§ WRITTEN EXERCISE:
Reproduce the records verbatim, from their first line through the line containing "bar (984, 286, 1528, 323)", with both ends included.
── GIVEN INFORMATION ──
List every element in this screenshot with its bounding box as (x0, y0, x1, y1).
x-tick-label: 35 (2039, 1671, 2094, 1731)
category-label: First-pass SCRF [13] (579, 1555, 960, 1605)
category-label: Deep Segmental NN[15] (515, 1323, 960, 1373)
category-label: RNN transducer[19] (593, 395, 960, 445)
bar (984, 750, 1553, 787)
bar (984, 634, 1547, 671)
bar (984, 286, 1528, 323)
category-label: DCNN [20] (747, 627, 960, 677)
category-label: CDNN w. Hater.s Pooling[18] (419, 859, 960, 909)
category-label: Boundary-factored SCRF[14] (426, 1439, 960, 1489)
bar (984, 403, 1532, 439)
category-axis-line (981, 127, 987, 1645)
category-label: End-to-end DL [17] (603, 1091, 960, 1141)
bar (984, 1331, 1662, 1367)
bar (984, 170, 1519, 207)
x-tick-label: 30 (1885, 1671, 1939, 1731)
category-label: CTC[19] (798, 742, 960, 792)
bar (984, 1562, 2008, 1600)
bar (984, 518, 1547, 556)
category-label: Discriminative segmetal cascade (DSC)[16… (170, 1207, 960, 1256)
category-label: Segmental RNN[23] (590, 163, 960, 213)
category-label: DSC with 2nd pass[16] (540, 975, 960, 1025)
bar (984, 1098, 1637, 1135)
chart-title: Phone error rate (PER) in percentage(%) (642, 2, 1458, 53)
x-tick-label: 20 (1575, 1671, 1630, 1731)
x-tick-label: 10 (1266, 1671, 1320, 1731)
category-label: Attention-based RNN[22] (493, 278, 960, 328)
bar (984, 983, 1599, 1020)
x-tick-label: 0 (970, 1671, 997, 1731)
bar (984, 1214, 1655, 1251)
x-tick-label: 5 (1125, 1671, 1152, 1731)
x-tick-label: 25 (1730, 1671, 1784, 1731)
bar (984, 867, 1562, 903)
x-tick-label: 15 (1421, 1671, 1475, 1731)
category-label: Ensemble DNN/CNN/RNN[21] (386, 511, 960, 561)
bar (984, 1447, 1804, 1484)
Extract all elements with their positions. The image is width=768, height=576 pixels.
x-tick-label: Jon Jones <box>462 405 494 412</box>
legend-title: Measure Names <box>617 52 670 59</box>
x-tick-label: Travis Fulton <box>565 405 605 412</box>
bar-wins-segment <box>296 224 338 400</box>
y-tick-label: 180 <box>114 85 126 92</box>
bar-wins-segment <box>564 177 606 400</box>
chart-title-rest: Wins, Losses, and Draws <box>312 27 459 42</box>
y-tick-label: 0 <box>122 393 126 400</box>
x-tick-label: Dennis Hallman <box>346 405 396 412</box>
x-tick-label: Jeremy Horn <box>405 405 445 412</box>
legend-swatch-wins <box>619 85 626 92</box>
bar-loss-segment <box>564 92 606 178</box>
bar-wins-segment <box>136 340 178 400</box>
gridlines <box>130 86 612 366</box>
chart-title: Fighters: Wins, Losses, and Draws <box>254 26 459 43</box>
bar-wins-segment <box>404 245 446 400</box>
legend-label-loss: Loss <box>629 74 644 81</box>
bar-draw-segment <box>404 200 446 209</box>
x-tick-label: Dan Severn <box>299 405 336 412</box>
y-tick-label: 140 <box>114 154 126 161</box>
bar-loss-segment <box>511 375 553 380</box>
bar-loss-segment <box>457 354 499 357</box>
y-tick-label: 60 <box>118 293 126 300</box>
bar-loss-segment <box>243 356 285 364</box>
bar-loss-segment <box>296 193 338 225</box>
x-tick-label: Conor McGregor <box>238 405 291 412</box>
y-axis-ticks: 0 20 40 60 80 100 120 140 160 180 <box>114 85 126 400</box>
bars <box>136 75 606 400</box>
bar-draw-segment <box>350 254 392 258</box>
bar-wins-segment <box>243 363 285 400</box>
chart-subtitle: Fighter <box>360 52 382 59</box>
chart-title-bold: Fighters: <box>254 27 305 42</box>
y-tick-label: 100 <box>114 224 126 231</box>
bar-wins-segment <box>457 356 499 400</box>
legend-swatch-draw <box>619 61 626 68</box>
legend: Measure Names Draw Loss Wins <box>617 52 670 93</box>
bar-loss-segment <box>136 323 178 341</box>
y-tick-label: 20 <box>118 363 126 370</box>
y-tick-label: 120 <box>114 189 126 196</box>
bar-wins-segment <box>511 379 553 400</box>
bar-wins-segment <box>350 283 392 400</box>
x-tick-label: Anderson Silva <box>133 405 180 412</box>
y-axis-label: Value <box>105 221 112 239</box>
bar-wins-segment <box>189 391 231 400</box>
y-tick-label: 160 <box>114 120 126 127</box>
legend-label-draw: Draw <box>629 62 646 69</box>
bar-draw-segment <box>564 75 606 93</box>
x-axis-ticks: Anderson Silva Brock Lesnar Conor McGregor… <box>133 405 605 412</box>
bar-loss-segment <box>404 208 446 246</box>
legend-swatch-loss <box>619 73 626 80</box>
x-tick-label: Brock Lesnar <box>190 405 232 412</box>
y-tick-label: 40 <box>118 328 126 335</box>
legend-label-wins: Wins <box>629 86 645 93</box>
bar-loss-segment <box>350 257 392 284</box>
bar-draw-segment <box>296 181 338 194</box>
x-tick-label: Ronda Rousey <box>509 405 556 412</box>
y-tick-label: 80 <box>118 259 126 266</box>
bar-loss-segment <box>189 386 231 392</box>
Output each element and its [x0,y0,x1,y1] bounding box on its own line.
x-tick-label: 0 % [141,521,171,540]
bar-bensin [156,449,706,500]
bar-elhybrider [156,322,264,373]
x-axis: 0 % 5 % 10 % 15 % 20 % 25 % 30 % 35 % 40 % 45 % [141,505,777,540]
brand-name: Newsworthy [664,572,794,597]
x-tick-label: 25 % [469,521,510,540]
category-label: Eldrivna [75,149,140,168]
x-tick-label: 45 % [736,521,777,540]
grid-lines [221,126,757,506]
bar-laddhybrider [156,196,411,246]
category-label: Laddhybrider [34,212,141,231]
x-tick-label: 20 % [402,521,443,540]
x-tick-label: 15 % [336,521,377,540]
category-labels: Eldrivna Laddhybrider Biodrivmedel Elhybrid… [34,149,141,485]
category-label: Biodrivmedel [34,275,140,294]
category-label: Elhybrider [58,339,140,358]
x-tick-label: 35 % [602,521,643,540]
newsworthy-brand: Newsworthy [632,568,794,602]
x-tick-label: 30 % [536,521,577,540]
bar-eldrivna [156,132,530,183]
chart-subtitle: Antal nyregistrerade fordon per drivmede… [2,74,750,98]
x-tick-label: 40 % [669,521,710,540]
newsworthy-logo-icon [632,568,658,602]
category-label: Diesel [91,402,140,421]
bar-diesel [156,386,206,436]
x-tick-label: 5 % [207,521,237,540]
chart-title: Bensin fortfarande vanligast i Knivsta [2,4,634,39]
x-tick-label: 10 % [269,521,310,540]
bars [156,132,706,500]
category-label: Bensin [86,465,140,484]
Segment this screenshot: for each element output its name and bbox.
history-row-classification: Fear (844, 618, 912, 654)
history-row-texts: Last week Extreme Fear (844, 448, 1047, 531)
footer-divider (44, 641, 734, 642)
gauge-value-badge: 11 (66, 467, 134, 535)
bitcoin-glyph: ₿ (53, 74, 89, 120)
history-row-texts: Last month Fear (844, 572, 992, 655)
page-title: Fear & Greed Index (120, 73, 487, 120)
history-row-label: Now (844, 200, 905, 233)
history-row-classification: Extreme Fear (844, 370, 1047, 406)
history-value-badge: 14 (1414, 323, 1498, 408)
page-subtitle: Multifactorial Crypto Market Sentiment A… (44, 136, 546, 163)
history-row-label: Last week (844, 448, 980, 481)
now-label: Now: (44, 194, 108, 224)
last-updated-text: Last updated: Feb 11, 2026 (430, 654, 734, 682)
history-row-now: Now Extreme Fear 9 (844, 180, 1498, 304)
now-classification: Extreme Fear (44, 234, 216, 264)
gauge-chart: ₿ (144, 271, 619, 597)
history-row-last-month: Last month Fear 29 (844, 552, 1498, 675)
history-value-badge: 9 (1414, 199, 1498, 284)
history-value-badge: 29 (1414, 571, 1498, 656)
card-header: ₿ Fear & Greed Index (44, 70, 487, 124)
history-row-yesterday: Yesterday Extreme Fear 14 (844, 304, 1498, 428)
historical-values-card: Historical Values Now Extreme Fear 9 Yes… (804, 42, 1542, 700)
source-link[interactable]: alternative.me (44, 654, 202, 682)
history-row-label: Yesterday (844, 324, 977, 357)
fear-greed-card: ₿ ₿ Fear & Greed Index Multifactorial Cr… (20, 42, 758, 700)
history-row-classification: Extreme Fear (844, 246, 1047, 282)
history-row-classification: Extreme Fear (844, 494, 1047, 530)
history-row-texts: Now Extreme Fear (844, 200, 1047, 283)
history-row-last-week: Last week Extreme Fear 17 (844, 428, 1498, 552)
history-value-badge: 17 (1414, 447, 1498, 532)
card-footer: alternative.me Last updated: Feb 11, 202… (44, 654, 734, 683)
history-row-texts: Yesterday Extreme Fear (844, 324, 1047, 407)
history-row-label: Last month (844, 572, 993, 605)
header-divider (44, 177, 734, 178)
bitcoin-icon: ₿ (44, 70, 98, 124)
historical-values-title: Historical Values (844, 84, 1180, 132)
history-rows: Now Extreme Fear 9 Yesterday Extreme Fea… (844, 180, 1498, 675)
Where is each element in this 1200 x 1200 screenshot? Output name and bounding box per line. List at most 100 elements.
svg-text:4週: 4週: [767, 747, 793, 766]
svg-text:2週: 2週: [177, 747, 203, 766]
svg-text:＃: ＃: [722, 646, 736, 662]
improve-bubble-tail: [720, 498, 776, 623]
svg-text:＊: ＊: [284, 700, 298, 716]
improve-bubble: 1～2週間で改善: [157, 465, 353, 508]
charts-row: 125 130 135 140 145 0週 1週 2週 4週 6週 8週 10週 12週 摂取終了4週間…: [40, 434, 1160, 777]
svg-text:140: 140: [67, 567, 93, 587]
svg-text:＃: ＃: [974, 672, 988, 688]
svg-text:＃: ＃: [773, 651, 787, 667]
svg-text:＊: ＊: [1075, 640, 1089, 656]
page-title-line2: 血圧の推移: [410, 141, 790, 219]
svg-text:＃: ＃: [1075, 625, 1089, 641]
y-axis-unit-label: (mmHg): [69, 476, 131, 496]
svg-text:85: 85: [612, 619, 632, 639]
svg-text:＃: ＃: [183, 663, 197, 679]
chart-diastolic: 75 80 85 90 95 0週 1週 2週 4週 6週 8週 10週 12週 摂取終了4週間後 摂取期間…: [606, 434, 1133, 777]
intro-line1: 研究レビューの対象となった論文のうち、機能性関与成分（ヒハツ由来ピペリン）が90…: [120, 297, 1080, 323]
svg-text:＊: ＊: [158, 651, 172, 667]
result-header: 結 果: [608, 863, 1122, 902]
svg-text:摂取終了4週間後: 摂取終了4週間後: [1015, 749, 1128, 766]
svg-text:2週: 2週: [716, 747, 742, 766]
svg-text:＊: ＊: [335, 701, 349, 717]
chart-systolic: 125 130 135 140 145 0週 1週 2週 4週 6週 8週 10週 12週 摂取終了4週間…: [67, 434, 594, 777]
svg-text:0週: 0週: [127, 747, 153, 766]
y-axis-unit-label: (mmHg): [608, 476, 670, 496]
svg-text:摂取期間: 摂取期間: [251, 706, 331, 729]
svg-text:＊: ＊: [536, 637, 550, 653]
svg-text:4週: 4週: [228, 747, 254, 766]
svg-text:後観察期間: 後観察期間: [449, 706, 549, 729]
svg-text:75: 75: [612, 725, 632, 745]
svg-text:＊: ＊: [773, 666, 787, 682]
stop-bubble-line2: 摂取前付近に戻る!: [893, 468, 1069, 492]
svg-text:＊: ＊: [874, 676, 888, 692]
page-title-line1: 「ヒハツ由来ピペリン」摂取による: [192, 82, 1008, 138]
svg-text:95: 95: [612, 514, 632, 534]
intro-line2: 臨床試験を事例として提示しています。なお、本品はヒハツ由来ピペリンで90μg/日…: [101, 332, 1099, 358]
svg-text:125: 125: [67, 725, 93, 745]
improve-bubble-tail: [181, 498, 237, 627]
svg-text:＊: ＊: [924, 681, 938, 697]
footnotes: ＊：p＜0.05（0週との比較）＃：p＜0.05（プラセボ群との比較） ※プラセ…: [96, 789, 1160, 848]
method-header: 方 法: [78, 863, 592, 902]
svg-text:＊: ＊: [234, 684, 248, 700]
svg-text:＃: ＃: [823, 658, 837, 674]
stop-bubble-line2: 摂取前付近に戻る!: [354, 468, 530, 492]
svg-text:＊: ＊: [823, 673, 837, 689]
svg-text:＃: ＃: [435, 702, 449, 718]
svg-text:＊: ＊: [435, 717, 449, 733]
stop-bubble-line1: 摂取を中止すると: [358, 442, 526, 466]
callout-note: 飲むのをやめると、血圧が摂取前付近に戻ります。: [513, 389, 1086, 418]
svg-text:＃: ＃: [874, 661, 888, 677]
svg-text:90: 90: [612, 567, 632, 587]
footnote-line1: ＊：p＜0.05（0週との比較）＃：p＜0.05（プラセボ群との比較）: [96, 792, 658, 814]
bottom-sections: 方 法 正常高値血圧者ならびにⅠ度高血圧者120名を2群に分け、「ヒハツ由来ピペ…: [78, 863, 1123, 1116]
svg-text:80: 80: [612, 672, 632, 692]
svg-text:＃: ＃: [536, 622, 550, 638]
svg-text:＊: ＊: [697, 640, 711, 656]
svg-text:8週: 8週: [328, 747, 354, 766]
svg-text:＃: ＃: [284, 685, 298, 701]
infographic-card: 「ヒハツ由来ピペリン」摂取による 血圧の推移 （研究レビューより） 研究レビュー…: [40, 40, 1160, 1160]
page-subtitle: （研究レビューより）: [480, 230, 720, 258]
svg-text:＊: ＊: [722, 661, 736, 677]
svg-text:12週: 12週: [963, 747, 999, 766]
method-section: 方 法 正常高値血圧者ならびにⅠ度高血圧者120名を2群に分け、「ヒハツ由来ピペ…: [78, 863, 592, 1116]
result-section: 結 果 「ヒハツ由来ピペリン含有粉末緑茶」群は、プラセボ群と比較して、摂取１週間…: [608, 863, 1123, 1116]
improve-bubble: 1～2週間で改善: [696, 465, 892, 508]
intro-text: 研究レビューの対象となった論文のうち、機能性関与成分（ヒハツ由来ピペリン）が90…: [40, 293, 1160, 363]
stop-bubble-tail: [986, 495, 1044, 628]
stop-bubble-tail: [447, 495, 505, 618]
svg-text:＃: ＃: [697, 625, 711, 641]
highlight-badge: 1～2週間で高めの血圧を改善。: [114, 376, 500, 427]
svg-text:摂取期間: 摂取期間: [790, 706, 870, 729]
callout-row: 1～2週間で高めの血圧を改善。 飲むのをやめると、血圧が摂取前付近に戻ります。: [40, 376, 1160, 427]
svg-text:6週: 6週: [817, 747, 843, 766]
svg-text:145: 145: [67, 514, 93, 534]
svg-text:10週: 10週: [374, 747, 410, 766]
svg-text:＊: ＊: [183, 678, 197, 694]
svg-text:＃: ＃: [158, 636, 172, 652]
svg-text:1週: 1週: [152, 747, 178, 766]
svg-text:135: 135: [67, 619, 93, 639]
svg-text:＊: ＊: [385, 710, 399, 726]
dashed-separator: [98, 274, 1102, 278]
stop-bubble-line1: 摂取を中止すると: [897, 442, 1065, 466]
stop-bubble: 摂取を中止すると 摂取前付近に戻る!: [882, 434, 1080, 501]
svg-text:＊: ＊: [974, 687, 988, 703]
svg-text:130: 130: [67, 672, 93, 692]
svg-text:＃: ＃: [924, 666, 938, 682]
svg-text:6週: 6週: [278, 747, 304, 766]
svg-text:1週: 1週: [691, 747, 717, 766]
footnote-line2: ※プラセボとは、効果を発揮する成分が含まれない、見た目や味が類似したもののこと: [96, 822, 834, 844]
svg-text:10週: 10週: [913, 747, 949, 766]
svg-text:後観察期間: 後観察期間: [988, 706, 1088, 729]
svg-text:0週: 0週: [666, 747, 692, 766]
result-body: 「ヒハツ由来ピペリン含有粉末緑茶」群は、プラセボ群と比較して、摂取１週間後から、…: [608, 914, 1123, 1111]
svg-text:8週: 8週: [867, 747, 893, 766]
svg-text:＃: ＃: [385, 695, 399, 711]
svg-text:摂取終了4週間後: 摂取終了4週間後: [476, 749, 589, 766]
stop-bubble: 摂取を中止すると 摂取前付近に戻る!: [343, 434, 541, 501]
───
§ PROBLEM SOLUTION:
List every element in this screenshot with its bounding box as (x0, y0, x1, y1).
x-tick-label: 35 (2039, 1671, 2094, 1731)
category-label: First-pass SCRF [13] (579, 1555, 960, 1605)
category-label: Deep Segmental NN[15] (515, 1323, 960, 1373)
category-label: RNN transducer[19] (593, 395, 960, 445)
bar (984, 750, 1553, 787)
bar (984, 634, 1547, 671)
bar (984, 286, 1528, 323)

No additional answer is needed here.